## Start EXCERPT

Kheel Exhibit Honors Labor Champion “Ahead of Her Time”

Frances Perkins, who left her progressive mark on New York City, New York state, the nation and Cornell, will be celebrated in an exhibit opening Friday in the ILR School, where she served on the faculty until she died at age 85 in 1965.

Items from across her career, including eight years of teaching at ILR, have been curated by the Kheel Center for Labor-Management Documentation and Archives in Catherwood Library, part of Cornell University Library and located in the ILR School.

The “Frances Perkins and the New Deal” exhibit will be unveiled at an open house from 1 to 3 p.m. this Friday in the Catherwood lobby as part of Cornell Reunion Weekend. Kheel staff will be on hand to answer questions and host a mini version of Catherwood’s Cookie Day complete with a cookie-themed craft activity for children.

## End EXCERPT
## Start MATERIAL PROVIDED

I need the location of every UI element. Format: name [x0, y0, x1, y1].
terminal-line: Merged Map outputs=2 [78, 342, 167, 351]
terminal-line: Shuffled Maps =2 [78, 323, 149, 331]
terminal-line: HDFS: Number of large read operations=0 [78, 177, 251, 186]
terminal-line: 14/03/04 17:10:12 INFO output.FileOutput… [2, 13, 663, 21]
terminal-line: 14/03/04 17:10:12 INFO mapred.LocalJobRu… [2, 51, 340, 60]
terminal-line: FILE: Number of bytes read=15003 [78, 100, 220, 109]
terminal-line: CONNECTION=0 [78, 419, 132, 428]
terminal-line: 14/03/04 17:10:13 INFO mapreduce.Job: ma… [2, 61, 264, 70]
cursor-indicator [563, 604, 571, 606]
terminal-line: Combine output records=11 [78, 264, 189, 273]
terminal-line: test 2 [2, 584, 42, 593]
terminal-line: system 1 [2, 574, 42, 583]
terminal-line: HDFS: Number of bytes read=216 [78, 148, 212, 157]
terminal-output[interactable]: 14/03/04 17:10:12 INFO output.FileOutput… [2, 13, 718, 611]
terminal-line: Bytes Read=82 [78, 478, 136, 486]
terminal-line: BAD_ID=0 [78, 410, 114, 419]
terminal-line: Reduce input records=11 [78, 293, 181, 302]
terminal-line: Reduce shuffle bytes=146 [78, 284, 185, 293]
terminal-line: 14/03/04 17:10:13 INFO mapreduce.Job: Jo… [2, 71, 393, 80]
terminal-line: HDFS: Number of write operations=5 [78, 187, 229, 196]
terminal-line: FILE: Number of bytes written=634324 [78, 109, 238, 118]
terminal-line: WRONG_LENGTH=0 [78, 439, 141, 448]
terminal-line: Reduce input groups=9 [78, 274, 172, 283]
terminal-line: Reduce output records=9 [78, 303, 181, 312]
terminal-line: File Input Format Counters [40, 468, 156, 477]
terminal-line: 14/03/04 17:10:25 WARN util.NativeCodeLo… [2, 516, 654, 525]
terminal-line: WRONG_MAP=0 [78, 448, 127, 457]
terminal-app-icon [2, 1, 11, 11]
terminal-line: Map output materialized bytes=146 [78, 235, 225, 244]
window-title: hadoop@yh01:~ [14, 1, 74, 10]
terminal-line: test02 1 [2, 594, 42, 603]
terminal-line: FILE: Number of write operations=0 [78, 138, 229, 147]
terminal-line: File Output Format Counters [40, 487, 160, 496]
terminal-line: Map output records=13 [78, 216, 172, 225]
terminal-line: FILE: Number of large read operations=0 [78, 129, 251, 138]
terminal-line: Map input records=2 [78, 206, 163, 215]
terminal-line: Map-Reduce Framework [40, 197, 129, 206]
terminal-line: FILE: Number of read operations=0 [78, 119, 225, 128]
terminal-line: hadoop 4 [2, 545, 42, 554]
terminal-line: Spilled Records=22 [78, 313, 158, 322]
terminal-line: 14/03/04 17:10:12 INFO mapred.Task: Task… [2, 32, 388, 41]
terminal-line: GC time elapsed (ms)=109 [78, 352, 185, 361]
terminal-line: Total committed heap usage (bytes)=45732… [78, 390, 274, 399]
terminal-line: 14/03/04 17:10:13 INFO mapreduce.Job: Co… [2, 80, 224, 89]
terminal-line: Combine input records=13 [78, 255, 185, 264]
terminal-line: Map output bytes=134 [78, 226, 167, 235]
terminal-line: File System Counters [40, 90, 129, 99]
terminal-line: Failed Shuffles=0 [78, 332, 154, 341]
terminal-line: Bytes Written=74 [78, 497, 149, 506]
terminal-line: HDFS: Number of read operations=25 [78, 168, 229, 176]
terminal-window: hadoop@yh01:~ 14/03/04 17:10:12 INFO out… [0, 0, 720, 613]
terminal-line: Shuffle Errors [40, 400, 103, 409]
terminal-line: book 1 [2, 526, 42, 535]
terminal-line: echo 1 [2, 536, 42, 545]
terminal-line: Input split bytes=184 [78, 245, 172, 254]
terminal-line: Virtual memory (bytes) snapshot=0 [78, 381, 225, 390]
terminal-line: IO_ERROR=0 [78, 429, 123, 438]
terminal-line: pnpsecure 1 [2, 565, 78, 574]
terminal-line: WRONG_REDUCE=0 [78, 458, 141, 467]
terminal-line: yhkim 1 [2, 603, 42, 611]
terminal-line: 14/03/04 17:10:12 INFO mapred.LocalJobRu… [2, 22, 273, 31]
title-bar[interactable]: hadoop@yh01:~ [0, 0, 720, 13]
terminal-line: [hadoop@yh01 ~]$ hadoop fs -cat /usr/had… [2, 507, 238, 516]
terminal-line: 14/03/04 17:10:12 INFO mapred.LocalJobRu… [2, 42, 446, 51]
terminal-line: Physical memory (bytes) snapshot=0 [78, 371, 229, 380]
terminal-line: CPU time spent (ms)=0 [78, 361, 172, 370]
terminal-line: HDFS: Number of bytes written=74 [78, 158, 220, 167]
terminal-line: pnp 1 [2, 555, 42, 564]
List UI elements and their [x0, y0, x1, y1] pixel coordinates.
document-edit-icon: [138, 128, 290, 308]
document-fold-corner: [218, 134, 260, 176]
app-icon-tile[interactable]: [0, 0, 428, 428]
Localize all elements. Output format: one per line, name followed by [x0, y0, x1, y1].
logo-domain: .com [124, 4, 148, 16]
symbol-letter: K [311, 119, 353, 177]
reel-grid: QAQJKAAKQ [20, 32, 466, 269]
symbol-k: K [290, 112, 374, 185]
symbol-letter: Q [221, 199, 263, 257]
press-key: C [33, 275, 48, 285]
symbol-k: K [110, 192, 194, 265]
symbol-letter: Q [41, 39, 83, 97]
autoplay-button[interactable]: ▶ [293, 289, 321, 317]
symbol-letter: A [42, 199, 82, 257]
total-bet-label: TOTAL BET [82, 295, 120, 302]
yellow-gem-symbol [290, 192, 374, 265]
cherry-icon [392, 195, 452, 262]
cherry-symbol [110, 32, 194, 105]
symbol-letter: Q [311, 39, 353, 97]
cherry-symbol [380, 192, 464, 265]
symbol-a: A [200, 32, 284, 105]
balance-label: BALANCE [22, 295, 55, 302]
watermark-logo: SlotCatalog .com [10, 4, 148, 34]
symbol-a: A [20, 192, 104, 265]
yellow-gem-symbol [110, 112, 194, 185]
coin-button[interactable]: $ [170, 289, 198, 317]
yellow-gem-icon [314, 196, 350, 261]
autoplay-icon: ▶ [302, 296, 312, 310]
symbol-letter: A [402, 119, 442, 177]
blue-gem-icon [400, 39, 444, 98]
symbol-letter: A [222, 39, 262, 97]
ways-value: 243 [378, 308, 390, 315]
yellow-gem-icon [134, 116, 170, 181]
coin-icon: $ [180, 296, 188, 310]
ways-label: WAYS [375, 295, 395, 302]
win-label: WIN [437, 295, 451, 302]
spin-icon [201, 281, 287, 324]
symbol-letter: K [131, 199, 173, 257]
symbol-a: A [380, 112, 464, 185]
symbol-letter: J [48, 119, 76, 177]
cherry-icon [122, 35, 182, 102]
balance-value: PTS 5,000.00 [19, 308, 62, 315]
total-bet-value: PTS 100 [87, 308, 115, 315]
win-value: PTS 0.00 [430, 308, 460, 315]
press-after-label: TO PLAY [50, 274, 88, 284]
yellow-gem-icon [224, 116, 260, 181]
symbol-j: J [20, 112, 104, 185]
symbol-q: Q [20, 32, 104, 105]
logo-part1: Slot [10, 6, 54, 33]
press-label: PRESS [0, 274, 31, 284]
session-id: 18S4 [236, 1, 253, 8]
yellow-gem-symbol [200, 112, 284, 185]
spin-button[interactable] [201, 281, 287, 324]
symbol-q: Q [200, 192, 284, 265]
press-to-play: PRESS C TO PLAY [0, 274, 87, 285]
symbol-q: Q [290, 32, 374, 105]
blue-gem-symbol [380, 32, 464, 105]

## End MATERIAL PROVIDED

TASKS AND EXERCISES
1) Answer these questions from the exhibit announcement:
(a) At what age did Frances Perkins die, and in what year?
(b) How many years did she teach at ILR?
(c) Where and during what hours will the exhibit be unveiled?
2) Reproduce the exhibit announcement verbatim from "Frances Perkins, who" up to and including "activity for children.".

ANSWERS FOR THIS EXERCISE
1)
(a) She died at age 85 in 1965.
(b) Eight years.
(c) In the Catherwood lobby, from 1 to 3 p.m.

2)
Frances Perkins, who left her progressive mark on New York City, New York state, the nation and Cornell, will be celebrated in an exhibit opening Friday in the ILR School, where she served on the faculty until she died at age 85 in 1965.

Items from across her career, including eight years of teaching at ILR, have been curated by the Kheel Center for Labor-Management Documentation and Archives in Catherwood Library, part of Cornell University Library and located in the ILR School.

The “Frances Perkins and the New Deal” exhibit will be unveiled at an open house from 1 to 3 p.m. this Friday in the Catherwood lobby as part of Cornell Reunion Weekend. Kheel staff will be on hand to answer questions and host a mini version of Catherwood’s Cookie Day complete with a cookie-themed craft activity for children.